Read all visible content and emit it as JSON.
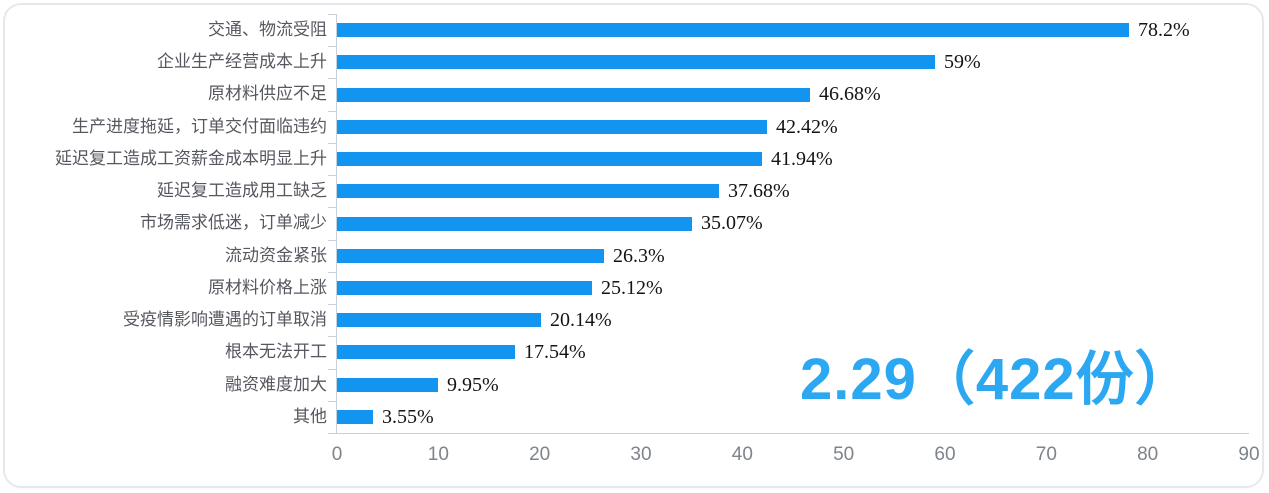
{
  "chart_data": {
    "type": "bar",
    "orientation": "horizontal",
    "title": "",
    "xlabel": "",
    "ylabel": "",
    "categories": [
      "交通、物流受阻",
      "企业生产经营成本上升",
      "原材料供应不足",
      "生产进度拖延，订单交付面临违约",
      "延迟复工造成工资薪金成本明显上升",
      "延迟复工造成用工缺乏",
      "市场需求低迷，订单减少",
      "流动资金紧张",
      "原材料价格上涨",
      "受疫情影响遭遇的订单取消",
      "根本无法开工",
      "融资难度加大",
      "其他"
    ],
    "values": [
      78.2,
      59,
      46.68,
      42.42,
      41.94,
      37.68,
      35.07,
      26.3,
      25.12,
      20.14,
      17.54,
      9.95,
      3.55
    ],
    "value_labels": [
      "78.2%",
      "59%",
      "46.68%",
      "42.42%",
      "41.94%",
      "37.68%",
      "35.07%",
      "26.3%",
      "25.12%",
      "20.14%",
      "17.54%",
      "9.95%",
      "3.55%"
    ],
    "xlim": [
      0,
      90
    ],
    "x_ticks": [
      "0",
      "10",
      "20",
      "30",
      "40",
      "50",
      "60",
      "70",
      "80",
      "90"
    ],
    "grid": false,
    "legend": "none"
  },
  "annotation": {
    "text": "2.29（422份）"
  },
  "colors": {
    "bar": "#1195F0",
    "annotation": "#2BA8F1",
    "category_label": "#55585F",
    "axis_line": "#C8D1DA",
    "tick_label": "#7E838C",
    "value_label": "#141414",
    "card_border": "#E6E8EC",
    "card_background": "#FFFFFF"
  }
}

---------------

Your objective = Restate each entry word for word, please, but drop any images it holds.

Solved exercise =
Read all visible content and emit it as JSON.
{
  "chart_data": {
    "type": "bar",
    "orientation": "horizontal",
    "title": "",
    "xlabel": "",
    "ylabel": "",
    "categories": [
      "交通、物流受阻",
      "企业生产经营成本上升",
      "原材料供应不足",
      "生产进度拖延，订单交付面临违约",
      "延迟复工造成工资薪金成本明显上升",
      "延迟复工造成用工缺乏",
      "市场需求低迷，订单减少",
      "流动资金紧张",
      "原材料价格上涨",
      "受疫情影响遭遇的订单取消",
      "根本无法开工",
      "融资难度加大",
      "其他"
    ],
    "values": [
      78.2,
      59,
      46.68,
      42.42,
      41.94,
      37.68,
      35.07,
      26.3,
      25.12,
      20.14,
      17.54,
      9.95,
      3.55
    ],
    "value_labels": [
      "78.2%",
      "59%",
      "46.68%",
      "42.42%",
      "41.94%",
      "37.68%",
      "35.07%",
      "26.3%",
      "25.12%",
      "20.14%",
      "17.54%",
      "9.95%",
      "3.55%"
    ],
    "xlim": [
      0,
      90
    ],
    "x_ticks": [
      "0",
      "10",
      "20",
      "30",
      "40",
      "50",
      "60",
      "70",
      "80",
      "90"
    ],
    "grid": false,
    "legend": "none"
  },
  "annotation": {
    "text": "2.29（422份）"
  },
  "colors": {
    "bar": "#1195F0",
    "annotation": "#2BA8F1",
    "category_label": "#55585F",
    "axis_line": "#C8D1DA",
    "tick_label": "#7E838C",
    "value_label": "#141414",
    "card_border": "#E6E8EC",
    "card_background": "#FFFFFF"
  }
}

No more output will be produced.